> **Stated exercise**: State how many lines of the entries include the string "shōfuku", please, leaving out everything but the number.

(Records from a dataset)
◇ ◇ ◇ ◇ ◇ ◇ ◇

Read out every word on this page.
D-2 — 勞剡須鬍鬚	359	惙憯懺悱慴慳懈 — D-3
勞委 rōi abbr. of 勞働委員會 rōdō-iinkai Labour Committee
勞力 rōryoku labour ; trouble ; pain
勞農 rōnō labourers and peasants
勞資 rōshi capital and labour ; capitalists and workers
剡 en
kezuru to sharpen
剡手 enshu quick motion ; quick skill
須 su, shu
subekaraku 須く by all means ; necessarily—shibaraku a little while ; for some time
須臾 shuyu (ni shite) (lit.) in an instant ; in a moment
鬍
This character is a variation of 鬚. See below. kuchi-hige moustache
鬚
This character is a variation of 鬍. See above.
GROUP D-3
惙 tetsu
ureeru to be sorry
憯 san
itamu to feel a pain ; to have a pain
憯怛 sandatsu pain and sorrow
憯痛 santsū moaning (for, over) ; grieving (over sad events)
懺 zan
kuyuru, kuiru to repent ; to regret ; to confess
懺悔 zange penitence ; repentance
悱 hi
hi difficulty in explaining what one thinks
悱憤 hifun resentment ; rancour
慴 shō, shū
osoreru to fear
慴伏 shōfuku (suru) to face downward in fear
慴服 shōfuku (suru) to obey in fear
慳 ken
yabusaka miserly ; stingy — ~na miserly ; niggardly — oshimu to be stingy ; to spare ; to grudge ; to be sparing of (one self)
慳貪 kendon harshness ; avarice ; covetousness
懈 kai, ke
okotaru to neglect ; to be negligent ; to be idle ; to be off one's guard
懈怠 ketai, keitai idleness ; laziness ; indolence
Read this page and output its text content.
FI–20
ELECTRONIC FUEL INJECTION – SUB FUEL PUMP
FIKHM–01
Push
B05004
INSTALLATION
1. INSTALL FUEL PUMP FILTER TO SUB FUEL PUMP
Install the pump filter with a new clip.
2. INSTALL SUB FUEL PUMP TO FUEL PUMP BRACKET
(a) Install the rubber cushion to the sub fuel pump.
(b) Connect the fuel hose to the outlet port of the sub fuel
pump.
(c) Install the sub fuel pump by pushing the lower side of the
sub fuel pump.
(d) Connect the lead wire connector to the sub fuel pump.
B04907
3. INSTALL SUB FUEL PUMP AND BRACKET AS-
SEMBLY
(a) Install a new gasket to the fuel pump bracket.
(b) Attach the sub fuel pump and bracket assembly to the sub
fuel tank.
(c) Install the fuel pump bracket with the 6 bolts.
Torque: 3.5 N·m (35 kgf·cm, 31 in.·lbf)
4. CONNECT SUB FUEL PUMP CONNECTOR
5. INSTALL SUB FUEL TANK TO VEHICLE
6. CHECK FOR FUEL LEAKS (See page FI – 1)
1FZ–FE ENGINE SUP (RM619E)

◇ ◇ ◇ ◇ ◇ ◇ ◇

> **The result**: 2